# Start of Dataset

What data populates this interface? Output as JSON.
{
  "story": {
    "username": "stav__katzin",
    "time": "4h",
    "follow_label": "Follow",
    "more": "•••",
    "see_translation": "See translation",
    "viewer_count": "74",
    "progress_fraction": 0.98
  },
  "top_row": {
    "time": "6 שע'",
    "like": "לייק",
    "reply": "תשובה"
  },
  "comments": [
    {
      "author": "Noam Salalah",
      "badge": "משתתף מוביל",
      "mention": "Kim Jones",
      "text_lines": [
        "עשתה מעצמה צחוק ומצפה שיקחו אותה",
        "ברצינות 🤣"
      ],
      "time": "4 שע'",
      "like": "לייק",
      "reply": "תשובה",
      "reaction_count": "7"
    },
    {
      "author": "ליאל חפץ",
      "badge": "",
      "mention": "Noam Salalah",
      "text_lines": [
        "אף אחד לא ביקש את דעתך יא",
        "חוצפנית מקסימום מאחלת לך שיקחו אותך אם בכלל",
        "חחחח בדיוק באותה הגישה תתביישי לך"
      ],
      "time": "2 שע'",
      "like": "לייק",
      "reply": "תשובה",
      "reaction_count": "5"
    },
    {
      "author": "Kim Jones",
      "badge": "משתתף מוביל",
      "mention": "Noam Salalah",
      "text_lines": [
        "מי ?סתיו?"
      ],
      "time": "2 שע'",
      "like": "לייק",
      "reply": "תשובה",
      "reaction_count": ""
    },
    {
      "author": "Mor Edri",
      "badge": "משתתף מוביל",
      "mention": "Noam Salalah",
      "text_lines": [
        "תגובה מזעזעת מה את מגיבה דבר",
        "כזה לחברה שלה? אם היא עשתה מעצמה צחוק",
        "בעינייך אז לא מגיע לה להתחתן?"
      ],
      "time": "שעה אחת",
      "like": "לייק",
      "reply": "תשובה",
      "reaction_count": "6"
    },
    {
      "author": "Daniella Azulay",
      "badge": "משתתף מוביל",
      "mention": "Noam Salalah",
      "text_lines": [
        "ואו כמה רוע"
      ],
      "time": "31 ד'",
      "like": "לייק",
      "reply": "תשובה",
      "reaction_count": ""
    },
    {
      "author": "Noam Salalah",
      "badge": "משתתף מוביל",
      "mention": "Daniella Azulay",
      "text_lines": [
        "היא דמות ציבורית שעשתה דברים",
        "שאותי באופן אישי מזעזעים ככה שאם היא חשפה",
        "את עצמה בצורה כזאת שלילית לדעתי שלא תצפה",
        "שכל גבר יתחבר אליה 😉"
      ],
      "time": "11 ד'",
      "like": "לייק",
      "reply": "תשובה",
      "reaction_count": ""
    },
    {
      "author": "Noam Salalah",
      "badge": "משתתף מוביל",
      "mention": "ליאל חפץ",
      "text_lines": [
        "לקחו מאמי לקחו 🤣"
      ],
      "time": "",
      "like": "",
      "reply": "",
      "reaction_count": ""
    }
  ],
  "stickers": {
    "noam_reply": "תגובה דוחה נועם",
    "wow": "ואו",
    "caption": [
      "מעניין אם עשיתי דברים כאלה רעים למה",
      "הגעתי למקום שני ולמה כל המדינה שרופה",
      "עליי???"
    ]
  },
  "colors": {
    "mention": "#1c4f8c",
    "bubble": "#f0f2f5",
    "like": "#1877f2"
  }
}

# End of Dataset

▸ Goal
Reproduce the records in full, exactly as written.

▸ Answer to this problem
What data populates this interface? Output as JSON.
{
  "story": {
    "username": "stav__katzin",
    "time": "4h",
    "follow_label": "Follow",
    "more": "•••",
    "see_translation": "See translation",
    "viewer_count": "74",
    "progress_fraction": 0.98
  },
  "top_row": {
    "time": "6 שע'",
    "like": "לייק",
    "reply": "תשובה"
  },
  "comments": [
    {
      "author": "Noam Salalah",
      "badge": "משתתף מוביל",
      "mention": "Kim Jones",
      "text_lines": [
        "עשתה מעצמה צחוק ומצפה שיקחו אותה",
        "ברצינות 🤣"
      ],
      "time": "4 שע'",
      "like": "לייק",
      "reply": "תשובה",
      "reaction_count": "7"
    },
    {
      "author": "ליאל חפץ",
      "badge": "",
      "mention": "Noam Salalah",
      "text_lines": [
        "אף אחד לא ביקש את דעתך יא",
        "חוצפנית מקסימום מאחלת לך שיקחו אותך אם בכלל",
        "חחחח בדיוק באותה הגישה תתביישי לך"
      ],
      "time": "2 שע'",
      "like": "לייק",
      "reply": "תשובה",
      "reaction_count": "5"
    },
    {
      "author": "Kim Jones",
      "badge": "משתתף מוביל",
      "mention": "Noam Salalah",
      "text_lines": [
        "מי ?סתיו?"
      ],
      "time": "2 שע'",
      "like": "לייק",
      "reply": "תשובה",
      "reaction_count": ""
    },
    {
      "author": "Mor Edri",
      "badge": "משתתף מוביל",
      "mention": "Noam Salalah",
      "text_lines": [
        "תגובה מזעזעת מה את מגיבה דבר",
        "כזה לחברה שלה? אם היא עשתה מעצמה צחוק",
        "בעינייך אז לא מגיע לה להתחתן?"
      ],
      "time": "שעה אחת",
      "like": "לייק",
      "reply": "תשובה",
      "reaction_count": "6"
    },
    {
      "author": "Daniella Azulay",
      "badge": "משתתף מוביל",
      "mention": "Noam Salalah",
      "text_lines": [
        "ואו כמה רוע"
      ],
      "time": "31 ד'",
      "like": "לייק",
      "reply": "תשובה",
      "reaction_count": ""
    },
    {
      "author": "Noam Salalah",
      "badge": "משתתף מוביל",
      "mention": "Daniella Azulay",
      "text_lines": [
        "היא דמות ציבורית שעשתה דברים",
        "שאותי באופן אישי מזעזעים ככה שאם היא חשפה",
        "את עצמה בצורה כזאת שלילית לדעתי שלא תצפה",
        "שכל גבר יתחבר אליה 😉"
      ],
      "time": "11 ד'",
      "like": "לייק",
      "reply": "תשובה",
      "reaction_count": ""
    },
    {
      "author": "Noam Salalah",
      "badge": "משתתף מוביל",
      "mention": "ליאל חפץ",
      "text_lines": [
        "לקחו מאמי לקחו 🤣"
      ],
      "time": "",
      "like": "",
      "reply": "",
      "reaction_count": ""
    }
  ],
  "stickers": {
    "noam_reply": "תגובה דוחה נועם",
    "wow": "ואו",
    "caption": [
      "מעניין אם עשיתי דברים כאלה רעים למה",
      "הגעתי למקום שני ולמה כל המדינה שרופה",
      "עליי???"
    ]
  },
  "colors": {
    "mention": "#1c4f8c",
    "bubble": "#f0f2f5",
    "like": "#1877f2"
  }
}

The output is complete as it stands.